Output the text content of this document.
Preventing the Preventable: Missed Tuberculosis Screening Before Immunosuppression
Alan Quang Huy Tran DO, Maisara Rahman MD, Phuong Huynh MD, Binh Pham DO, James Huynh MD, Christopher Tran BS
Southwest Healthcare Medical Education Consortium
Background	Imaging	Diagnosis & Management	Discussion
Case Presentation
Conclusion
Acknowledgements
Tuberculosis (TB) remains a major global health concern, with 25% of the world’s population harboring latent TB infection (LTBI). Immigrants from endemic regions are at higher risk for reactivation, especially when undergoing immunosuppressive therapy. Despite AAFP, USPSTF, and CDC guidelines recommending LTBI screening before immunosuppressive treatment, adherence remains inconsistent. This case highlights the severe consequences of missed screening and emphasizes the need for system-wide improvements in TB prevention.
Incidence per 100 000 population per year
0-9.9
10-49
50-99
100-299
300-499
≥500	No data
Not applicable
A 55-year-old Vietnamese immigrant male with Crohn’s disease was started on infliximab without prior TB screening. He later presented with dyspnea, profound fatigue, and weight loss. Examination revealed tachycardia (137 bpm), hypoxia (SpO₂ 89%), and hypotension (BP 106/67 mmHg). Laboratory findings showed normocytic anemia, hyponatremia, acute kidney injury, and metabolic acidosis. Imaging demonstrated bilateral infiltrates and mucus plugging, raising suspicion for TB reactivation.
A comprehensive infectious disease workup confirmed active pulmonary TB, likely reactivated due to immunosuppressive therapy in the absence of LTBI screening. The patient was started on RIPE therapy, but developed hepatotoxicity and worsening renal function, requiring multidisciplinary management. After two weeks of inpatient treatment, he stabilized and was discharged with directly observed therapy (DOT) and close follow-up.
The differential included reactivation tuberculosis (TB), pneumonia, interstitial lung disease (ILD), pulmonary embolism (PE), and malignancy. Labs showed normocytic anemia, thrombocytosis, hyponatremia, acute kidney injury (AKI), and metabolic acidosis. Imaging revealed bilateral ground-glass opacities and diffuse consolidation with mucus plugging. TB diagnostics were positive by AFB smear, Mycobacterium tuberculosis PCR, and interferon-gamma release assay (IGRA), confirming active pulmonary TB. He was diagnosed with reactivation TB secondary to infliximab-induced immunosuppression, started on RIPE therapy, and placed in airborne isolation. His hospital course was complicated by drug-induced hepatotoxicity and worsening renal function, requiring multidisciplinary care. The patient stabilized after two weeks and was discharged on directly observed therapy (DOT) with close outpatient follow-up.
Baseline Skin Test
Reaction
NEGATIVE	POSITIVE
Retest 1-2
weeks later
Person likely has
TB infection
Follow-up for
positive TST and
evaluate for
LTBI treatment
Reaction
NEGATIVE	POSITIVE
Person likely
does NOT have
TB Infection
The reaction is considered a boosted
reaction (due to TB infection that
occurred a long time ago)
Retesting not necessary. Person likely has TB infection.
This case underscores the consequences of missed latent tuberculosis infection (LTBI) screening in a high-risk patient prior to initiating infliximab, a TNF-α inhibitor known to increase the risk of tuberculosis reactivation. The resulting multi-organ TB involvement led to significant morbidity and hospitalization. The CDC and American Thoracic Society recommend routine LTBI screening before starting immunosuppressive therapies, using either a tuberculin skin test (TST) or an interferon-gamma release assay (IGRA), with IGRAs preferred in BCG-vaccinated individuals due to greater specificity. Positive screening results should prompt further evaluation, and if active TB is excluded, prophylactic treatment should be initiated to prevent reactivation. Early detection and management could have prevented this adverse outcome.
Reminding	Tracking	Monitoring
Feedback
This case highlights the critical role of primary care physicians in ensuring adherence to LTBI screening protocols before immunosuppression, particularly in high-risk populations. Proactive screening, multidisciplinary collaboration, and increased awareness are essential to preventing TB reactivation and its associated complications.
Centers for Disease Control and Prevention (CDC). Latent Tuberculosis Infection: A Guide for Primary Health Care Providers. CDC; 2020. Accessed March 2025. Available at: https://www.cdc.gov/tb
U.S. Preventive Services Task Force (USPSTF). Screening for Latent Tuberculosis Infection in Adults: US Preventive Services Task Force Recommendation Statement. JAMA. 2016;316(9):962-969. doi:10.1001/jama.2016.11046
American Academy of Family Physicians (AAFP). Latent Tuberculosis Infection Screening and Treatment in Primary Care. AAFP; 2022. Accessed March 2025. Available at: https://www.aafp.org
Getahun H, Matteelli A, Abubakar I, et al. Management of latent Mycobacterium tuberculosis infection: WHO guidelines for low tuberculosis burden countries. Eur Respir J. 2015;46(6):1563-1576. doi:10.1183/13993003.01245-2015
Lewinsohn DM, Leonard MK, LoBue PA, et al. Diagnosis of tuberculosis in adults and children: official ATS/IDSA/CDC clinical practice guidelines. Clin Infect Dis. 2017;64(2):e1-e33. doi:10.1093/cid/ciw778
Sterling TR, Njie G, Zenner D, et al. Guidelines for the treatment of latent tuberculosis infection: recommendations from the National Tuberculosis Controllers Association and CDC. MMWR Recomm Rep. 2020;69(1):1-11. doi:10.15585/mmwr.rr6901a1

- [What the task asks] Retype every record above exactly as written.

- [Task output]
Output the text content of this document.
Preventing the Preventable: Missed Tuberculosis Screening Before Immunosuppression
Alan Quang Huy Tran DO, Maisara Rahman MD, Phuong Huynh MD, Binh Pham DO, James Huynh MD, Christopher Tran BS
Southwest Healthcare Medical Education Consortium
Background	Imaging	Diagnosis & Management	Discussion
Case Presentation
Conclusion
Acknowledgements
Tuberculosis (TB) remains a major global health concern, with 25% of the world’s population harboring latent TB infection (LTBI). Immigrants from endemic regions are at higher risk for reactivation, especially when undergoing immunosuppressive therapy. Despite AAFP, USPSTF, and CDC guidelines recommending LTBI screening before immunosuppressive treatment, adherence remains inconsistent. This case highlights the severe consequences of missed screening and emphasizes the need for system-wide improvements in TB prevention.
Incidence per 100 000 population per year
0-9.9
10-49
50-99
100-299
300-499
≥500	No data
Not applicable
A 55-year-old Vietnamese immigrant male with Crohn’s disease was started on infliximab without prior TB screening. He later presented with dyspnea, profound fatigue, and weight loss. Examination revealed tachycardia (137 bpm), hypoxia (SpO₂ 89%), and hypotension (BP 106/67 mmHg). Laboratory findings showed normocytic anemia, hyponatremia, acute kidney injury, and metabolic acidosis. Imaging demonstrated bilateral infiltrates and mucus plugging, raising suspicion for TB reactivation.
A comprehensive infectious disease workup confirmed active pulmonary TB, likely reactivated due to immunosuppressive therapy in the absence of LTBI screening. The patient was started on RIPE therapy, but developed hepatotoxicity and worsening renal function, requiring multidisciplinary management. After two weeks of inpatient treatment, he stabilized and was discharged with directly observed therapy (DOT) and close follow-up.
The differential included reactivation tuberculosis (TB), pneumonia, interstitial lung disease (ILD), pulmonary embolism (PE), and malignancy. Labs showed normocytic anemia, thrombocytosis, hyponatremia, acute kidney injury (AKI), and metabolic acidosis. Imaging revealed bilateral ground-glass opacities and diffuse consolidation with mucus plugging. TB diagnostics were positive by AFB smear, Mycobacterium tuberculosis PCR, and interferon-gamma release assay (IGRA), confirming active pulmonary TB. He was diagnosed with reactivation TB secondary to infliximab-induced immunosuppression, started on RIPE therapy, and placed in airborne isolation. His hospital course was complicated by drug-induced hepatotoxicity and worsening renal function, requiring multidisciplinary care. The patient stabilized after two weeks and was discharged on directly observed therapy (DOT) with close outpatient follow-up.
Baseline Skin Test
Reaction
NEGATIVE	POSITIVE
Retest 1-2
weeks later
Person likely has
TB infection
Follow-up for
positive TST and
evaluate for
LTBI treatment
Reaction
NEGATIVE	POSITIVE
Person likely
does NOT have
TB Infection
The reaction is considered a boosted
reaction (due to TB infection that
occurred a long time ago)
Retesting not necessary. Person likely has TB infection.
This case underscores the consequences of missed latent tuberculosis infection (LTBI) screening in a high-risk patient prior to initiating infliximab, a TNF-α inhibitor known to increase the risk of tuberculosis reactivation. The resulting multi-organ TB involvement led to significant morbidity and hospitalization. The CDC and American Thoracic Society recommend routine LTBI screening before starting immunosuppressive therapies, using either a tuberculin skin test (TST) or an interferon-gamma release assay (IGRA), with IGRAs preferred in BCG-vaccinated individuals due to greater specificity. Positive screening results should prompt further evaluation, and if active TB is excluded, prophylactic treatment should be initiated to prevent reactivation. Early detection and management could have prevented this adverse outcome.
Reminding	Tracking	Monitoring
Feedback
This case highlights the critical role of primary care physicians in ensuring adherence to LTBI screening protocols before immunosuppression, particularly in high-risk populations. Proactive screening, multidisciplinary collaboration, and increased awareness are essential to preventing TB reactivation and its associated complications.
Centers for Disease Control and Prevention (CDC). Latent Tuberculosis Infection: A Guide for Primary Health Care Providers. CDC; 2020. Accessed March 2025. Available at: https://www.cdc.gov/tb
U.S. Preventive Services Task Force (USPSTF). Screening for Latent Tuberculosis Infection in Adults: US Preventive Services Task Force Recommendation Statement. JAMA. 2016;316(9):962-969. doi:10.1001/jama.2016.11046
American Academy of Family Physicians (AAFP). Latent Tuberculosis Infection Screening and Treatment in Primary Care. AAFP; 2022. Accessed March 2025. Available at: https://www.aafp.org
Getahun H, Matteelli A, Abubakar I, et al. Management of latent Mycobacterium tuberculosis infection: WHO guidelines for low tuberculosis burden countries. Eur Respir J. 2015;46(6):1563-1576. doi:10.1183/13993003.01245-2015
Lewinsohn DM, Leonard MK, LoBue PA, et al. Diagnosis of tuberculosis in adults and children: official ATS/IDSA/CDC clinical practice guidelines. Clin Infect Dis. 2017;64(2):e1-e33. doi:10.1093/cid/ciw778
Sterling TR, Njie G, Zenner D, et al. Guidelines for the treatment of latent tuberculosis infection: recommendations from the National Tuberculosis Controllers Association and CDC. MMWR Recomm Rep. 2020;69(1):1-11. doi:10.15585/mmwr.rr6901a1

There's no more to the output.